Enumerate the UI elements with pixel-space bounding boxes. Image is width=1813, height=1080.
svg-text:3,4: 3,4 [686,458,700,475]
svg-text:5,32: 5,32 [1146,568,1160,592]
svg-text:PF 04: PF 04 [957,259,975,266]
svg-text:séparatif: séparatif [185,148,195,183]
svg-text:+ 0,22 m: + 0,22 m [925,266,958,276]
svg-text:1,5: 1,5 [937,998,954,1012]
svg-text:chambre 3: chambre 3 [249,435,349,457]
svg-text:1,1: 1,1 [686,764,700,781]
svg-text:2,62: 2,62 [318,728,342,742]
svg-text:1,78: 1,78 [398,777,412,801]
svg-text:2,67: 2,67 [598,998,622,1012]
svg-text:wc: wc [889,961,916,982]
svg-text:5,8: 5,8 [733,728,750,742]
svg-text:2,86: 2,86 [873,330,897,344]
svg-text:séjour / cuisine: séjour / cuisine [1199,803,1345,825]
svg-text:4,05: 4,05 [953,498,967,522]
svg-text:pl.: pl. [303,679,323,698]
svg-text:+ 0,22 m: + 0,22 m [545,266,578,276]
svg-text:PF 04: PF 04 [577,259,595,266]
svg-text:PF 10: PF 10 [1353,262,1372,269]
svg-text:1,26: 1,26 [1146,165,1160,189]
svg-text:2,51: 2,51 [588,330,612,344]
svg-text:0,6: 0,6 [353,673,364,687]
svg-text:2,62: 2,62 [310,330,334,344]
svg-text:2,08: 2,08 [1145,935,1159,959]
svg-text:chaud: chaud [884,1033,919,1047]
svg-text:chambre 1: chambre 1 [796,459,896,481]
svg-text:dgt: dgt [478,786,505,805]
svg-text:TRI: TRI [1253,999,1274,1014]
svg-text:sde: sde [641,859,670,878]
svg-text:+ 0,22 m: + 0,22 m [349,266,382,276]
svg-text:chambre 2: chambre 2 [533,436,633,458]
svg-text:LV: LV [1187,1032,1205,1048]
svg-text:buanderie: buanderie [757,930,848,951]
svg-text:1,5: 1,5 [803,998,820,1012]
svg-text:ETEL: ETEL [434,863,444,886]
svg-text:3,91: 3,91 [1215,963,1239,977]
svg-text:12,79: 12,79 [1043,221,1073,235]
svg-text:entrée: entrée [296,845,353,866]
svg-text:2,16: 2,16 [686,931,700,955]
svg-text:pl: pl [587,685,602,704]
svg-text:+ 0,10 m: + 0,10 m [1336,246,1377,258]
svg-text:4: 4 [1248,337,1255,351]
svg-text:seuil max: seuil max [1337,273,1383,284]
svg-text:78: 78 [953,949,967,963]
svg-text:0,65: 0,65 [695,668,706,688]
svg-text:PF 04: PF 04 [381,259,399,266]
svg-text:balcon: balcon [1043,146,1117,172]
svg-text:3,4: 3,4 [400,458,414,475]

########################################

• **The task**:
Reproduce every line of the data above with no changes at all.

• **Solved exercise**:
Enumerate the UI elements with pixel-space bounding boxes. Image is width=1813, height=1080.
svg-text:3,4: 3,4 [686,458,700,475]
svg-text:5,32: 5,32 [1146,568,1160,592]
svg-text:PF 04: PF 04 [957,259,975,266]
svg-text:séparatif: séparatif [185,148,195,183]
svg-text:+ 0,22 m: + 0,22 m [925,266,958,276]
svg-text:1,5: 1,5 [937,998,954,1012]
svg-text:chambre 3: chambre 3 [249,435,349,457]
svg-text:1,1: 1,1 [686,764,700,781]
svg-text:2,62: 2,62 [318,728,342,742]
svg-text:1,78: 1,78 [398,777,412,801]
svg-text:2,67: 2,67 [598,998,622,1012]
svg-text:wc: wc [889,961,916,982]
svg-text:5,8: 5,8 [733,728,750,742]
svg-text:2,86: 2,86 [873,330,897,344]
svg-text:séjour / cuisine: séjour / cuisine [1199,803,1345,825]
svg-text:4,05: 4,05 [953,498,967,522]
svg-text:pl.: pl. [303,679,323,698]
svg-text:+ 0,22 m: + 0,22 m [545,266,578,276]
svg-text:PF 04: PF 04 [577,259,595,266]
svg-text:PF 10: PF 10 [1353,262,1372,269]
svg-text:1,26: 1,26 [1146,165,1160,189]
svg-text:2,51: 2,51 [588,330,612,344]
svg-text:0,6: 0,6 [353,673,364,687]
svg-text:2,62: 2,62 [310,330,334,344]
svg-text:2,08: 2,08 [1145,935,1159,959]
svg-text:chaud: chaud [884,1033,919,1047]
svg-text:chambre 1: chambre 1 [796,459,896,481]
svg-text:dgt: dgt [478,786,505,805]
svg-text:TRI: TRI [1253,999,1274,1014]
svg-text:sde: sde [641,859,670,878]
svg-text:+ 0,22 m: + 0,22 m [349,266,382,276]
svg-text:chambre 2: chambre 2 [533,436,633,458]
svg-text:LV: LV [1187,1032,1205,1048]
svg-text:buanderie: buanderie [757,930,848,951]
svg-text:1,5: 1,5 [803,998,820,1012]
svg-text:ETEL: ETEL [434,863,444,886]
svg-text:3,91: 3,91 [1215,963,1239,977]
svg-text:12,79: 12,79 [1043,221,1073,235]
svg-text:entrée: entrée [296,845,353,866]
svg-text:2,16: 2,16 [686,931,700,955]
svg-text:pl: pl [587,685,602,704]
svg-text:+ 0,10 m: + 0,10 m [1336,246,1377,258]
svg-text:4: 4 [1248,337,1255,351]
svg-text:seuil max: seuil max [1337,273,1383,284]
svg-text:78: 78 [953,949,967,963]
svg-text:0,65: 0,65 [695,668,706,688]
svg-text:PF 04: PF 04 [381,259,399,266]
svg-text:balcon: balcon [1043,146,1117,172]
svg-text:3,4: 3,4 [400,458,414,475]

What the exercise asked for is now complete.